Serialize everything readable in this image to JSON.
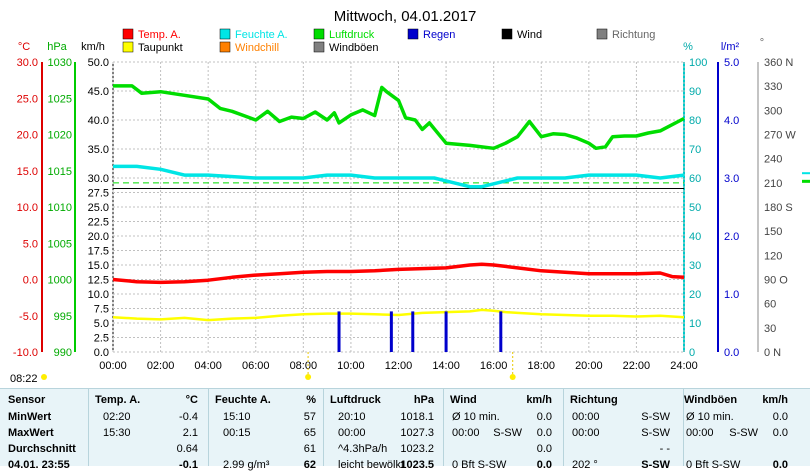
{
  "title": "Mittwoch, 04.01.2017",
  "time_now": "08:22",
  "legend": [
    {
      "label": "Temp. A.",
      "color": "#ff0000"
    },
    {
      "label": "Feuchte A.",
      "color": "#00e5e5"
    },
    {
      "label": "Luftdruck",
      "color": "#00dd00"
    },
    {
      "label": "Regen",
      "color": "#0000cc"
    },
    {
      "label": "Wind",
      "color": "#000000"
    },
    {
      "label": "Richtung",
      "color": "#808080"
    },
    {
      "label": "Taupunkt",
      "color": "#ffff00"
    },
    {
      "label": "Windchill",
      "color": "#ff8000"
    },
    {
      "label": "Windböen",
      "color": "#808080"
    }
  ],
  "axis_units": {
    "temp": "°C",
    "hpa": "hPa",
    "kmh": "km/h",
    "pct": "%",
    "rain": "l/m²",
    "dir": "°"
  },
  "chart_data": {
    "type": "line",
    "x_range": [
      "00:00",
      "24:00"
    ],
    "x_ticks": [
      "00:00",
      "02:00",
      "04:00",
      "06:00",
      "08:00",
      "10:00",
      "12:00",
      "14:00",
      "16:00",
      "18:00",
      "20:00",
      "22:00",
      "24:00"
    ],
    "axes": {
      "temp": {
        "unit": "°C",
        "range": [
          -10,
          30
        ],
        "ticks": [
          "30.0",
          "25.0",
          "20.0",
          "15.0",
          "10.0",
          "5.0",
          "0.0",
          "-5.0",
          "-10.0"
        ]
      },
      "pressure": {
        "unit": "hPa",
        "range": [
          990,
          1030
        ],
        "ticks": [
          "1030",
          "1025",
          "1020",
          "1015",
          "1010",
          "1005",
          "1000",
          "995",
          "990"
        ]
      },
      "wind": {
        "unit": "km/h",
        "range": [
          0,
          50
        ],
        "ticks": [
          "50.0",
          "45.0",
          "40.0",
          "35.0",
          "30.0",
          "27.5",
          "25.0",
          "22.5",
          "20.0",
          "17.5",
          "15.0",
          "12.5",
          "10.0",
          "7.5",
          "5.0",
          "2.5",
          "0.0"
        ]
      },
      "humidity": {
        "unit": "%",
        "range": [
          0,
          100
        ],
        "ticks": [
          "100",
          "90",
          "80",
          "70",
          "60",
          "50",
          "40",
          "30",
          "20",
          "10",
          "0"
        ]
      },
      "rain": {
        "unit": "l/m²",
        "range": [
          0,
          5
        ],
        "ticks": [
          "5.0",
          "4.0",
          "3.0",
          "2.0",
          "1.0",
          "0.0"
        ]
      },
      "direction": {
        "unit": "°",
        "range": [
          0,
          360
        ],
        "ticks": [
          "360 N",
          "330",
          "300",
          "270 W",
          "240",
          "210",
          "180 S",
          "150",
          "120",
          "90 O",
          "60",
          "30",
          "0 N"
        ]
      }
    },
    "series": [
      {
        "name": "Luftdruck",
        "axis": "pressure",
        "color": "#00dd00",
        "x": [
          0,
          0.8,
          1.2,
          2,
          3,
          4,
          4.5,
          5,
          5.5,
          6,
          6.5,
          7,
          7.5,
          8,
          8.5,
          9,
          9.3,
          9.5,
          10,
          10.5,
          11,
          11.3,
          11.5,
          12,
          12.3,
          12.7,
          13,
          13.3,
          14,
          15,
          16,
          16.5,
          17,
          17.5,
          18,
          18.5,
          19,
          19.5,
          20,
          20.3,
          20.7,
          21,
          21.5,
          22,
          22.5,
          23,
          24
        ],
        "y": [
          1026.7,
          1026.7,
          1025.7,
          1025.9,
          1025.4,
          1024.9,
          1023.6,
          1023.2,
          1022.6,
          1022.0,
          1023.2,
          1021.8,
          1022.4,
          1022.2,
          1023.1,
          1022.0,
          1023.0,
          1021.6,
          1022.7,
          1023.4,
          1022.6,
          1026.5,
          1025.9,
          1024.7,
          1022.3,
          1022.0,
          1020.7,
          1021.6,
          1018.8,
          1018.5,
          1018.1,
          1018.8,
          1019.7,
          1021.8,
          1019.7,
          1020.1,
          1020.0,
          1019.5,
          1018.8,
          1018.1,
          1018.3,
          1019.7,
          1019.8,
          1019.8,
          1020.2,
          1020.5,
          1022.2
        ]
      },
      {
        "name": "Feuchte A.",
        "axis": "humidity",
        "color": "#00e5e5",
        "x": [
          0,
          1,
          2,
          2.5,
          3,
          4,
          6,
          8,
          9,
          10,
          11,
          12,
          13,
          13.5,
          14,
          15,
          15.5,
          16,
          16.5,
          17,
          18,
          19,
          20,
          21,
          22,
          23,
          24
        ],
        "y": [
          64,
          64,
          63,
          62,
          61,
          61,
          60,
          60,
          61,
          61,
          60,
          60,
          60,
          60,
          59,
          57,
          57,
          58,
          59,
          60,
          60,
          60,
          61,
          61,
          61,
          60,
          61
        ]
      },
      {
        "name": "Temp. A.",
        "axis": "temp",
        "color": "#ff0000",
        "x": [
          0,
          1,
          2,
          3,
          4,
          5,
          6,
          7,
          8,
          9,
          10,
          11,
          12,
          13,
          14,
          15,
          15.5,
          16,
          16.5,
          17,
          18,
          19,
          20,
          21,
          22,
          23,
          23.5,
          24
        ],
        "y": [
          0.0,
          -0.3,
          -0.4,
          -0.3,
          -0.1,
          0.3,
          0.6,
          0.8,
          1.0,
          1.1,
          1.1,
          1.2,
          1.4,
          1.5,
          1.6,
          2.0,
          2.1,
          2.0,
          1.8,
          1.6,
          1.2,
          1.0,
          0.8,
          0.8,
          0.8,
          0.9,
          0.4,
          0.3
        ]
      },
      {
        "name": "Taupunkt",
        "axis": "temp",
        "color": "#ffff00",
        "x": [
          0,
          1,
          2,
          3,
          4,
          5,
          6,
          7,
          8,
          9,
          10,
          11,
          12,
          13,
          14,
          15,
          15.5,
          16,
          16.5,
          17,
          18,
          19,
          20,
          21,
          22,
          23,
          24
        ],
        "y": [
          -5.2,
          -5.4,
          -5.5,
          -5.3,
          -5.6,
          -5.4,
          -5.3,
          -5.0,
          -4.8,
          -4.7,
          -4.7,
          -4.8,
          -4.9,
          -4.6,
          -4.5,
          -4.4,
          -4.2,
          -4.3,
          -4.5,
          -4.6,
          -4.8,
          -4.9,
          -5.0,
          -5.0,
          -5.1,
          -5.0,
          -5.2
        ]
      }
    ],
    "rain": {
      "name": "Regen",
      "axis": "rain",
      "color": "#0000cc",
      "x": [
        9.5,
        11.7,
        12.6,
        14.0,
        16.3
      ],
      "y": [
        0.7,
        0.7,
        0.7,
        0.7,
        0.7
      ]
    },
    "direction_ref": {
      "axis": "direction",
      "value": 210,
      "color": "#00dd00"
    }
  },
  "table": {
    "sensor": {
      "head": "Sensor",
      "rows": [
        "MinWert",
        "MaxWert",
        "Durchschnitt",
        "04.01. 23:55"
      ]
    },
    "temp": {
      "head": "Temp. A.",
      "unit": "°C",
      "rows": [
        [
          "02:20",
          "-0.4"
        ],
        [
          "15:30",
          "2.1"
        ],
        [
          "",
          "0.64"
        ],
        [
          "",
          "-0.1"
        ]
      ]
    },
    "feuchte": {
      "head": "Feuchte A.",
      "unit": "%",
      "rows": [
        [
          "15:10",
          "57"
        ],
        [
          "00:15",
          "65"
        ],
        [
          "",
          "61"
        ],
        [
          "2.99 g/m³",
          "62"
        ]
      ]
    },
    "luftdruck": {
      "head": "Luftdruck",
      "unit": "hPa",
      "rows": [
        [
          "20:10",
          "1018.1"
        ],
        [
          "00:00",
          "1027.3"
        ],
        [
          "^4.3hPa/h",
          "1023.2"
        ],
        [
          "leicht bewölkt",
          "1023.5"
        ]
      ]
    },
    "wind": {
      "head": "Wind",
      "unit": "km/h",
      "rows": [
        [
          "Ø 10 min.",
          "",
          "0.0"
        ],
        [
          "00:00",
          "S-SW",
          "0.0"
        ],
        [
          "",
          "",
          "0.0"
        ],
        [
          "0 Bft S-SW",
          "",
          "0.0"
        ]
      ]
    },
    "richtung": {
      "head": "Richtung",
      "unit": "",
      "rows": [
        [
          "00:00",
          "S-SW"
        ],
        [
          "00:00",
          "S-SW"
        ],
        [
          "",
          "- -"
        ],
        [
          "202 °",
          "S-SW"
        ]
      ]
    },
    "windboeen": {
      "head": "Windböen",
      "unit": "km/h",
      "rows": [
        [
          "Ø 10 min.",
          "",
          "0.0"
        ],
        [
          "00:00",
          "S-SW",
          "0.0"
        ],
        [
          "",
          "",
          ""
        ],
        [
          "0 Bft S-SW",
          "",
          "0.0"
        ]
      ]
    }
  }
}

- **The problem**: Which lines contain "label"? Copy each of them out.

- **Correct response**:
      "label": "Temp. A.",
      "label": "Feuchte A.",
      "label": "Luftdruck",
      "label": "Regen",
      "label": "Wind",
      "label": "Richtung",
      "label": "Taupunkt",
      "label": "Windchill",
      "label": "Windböen",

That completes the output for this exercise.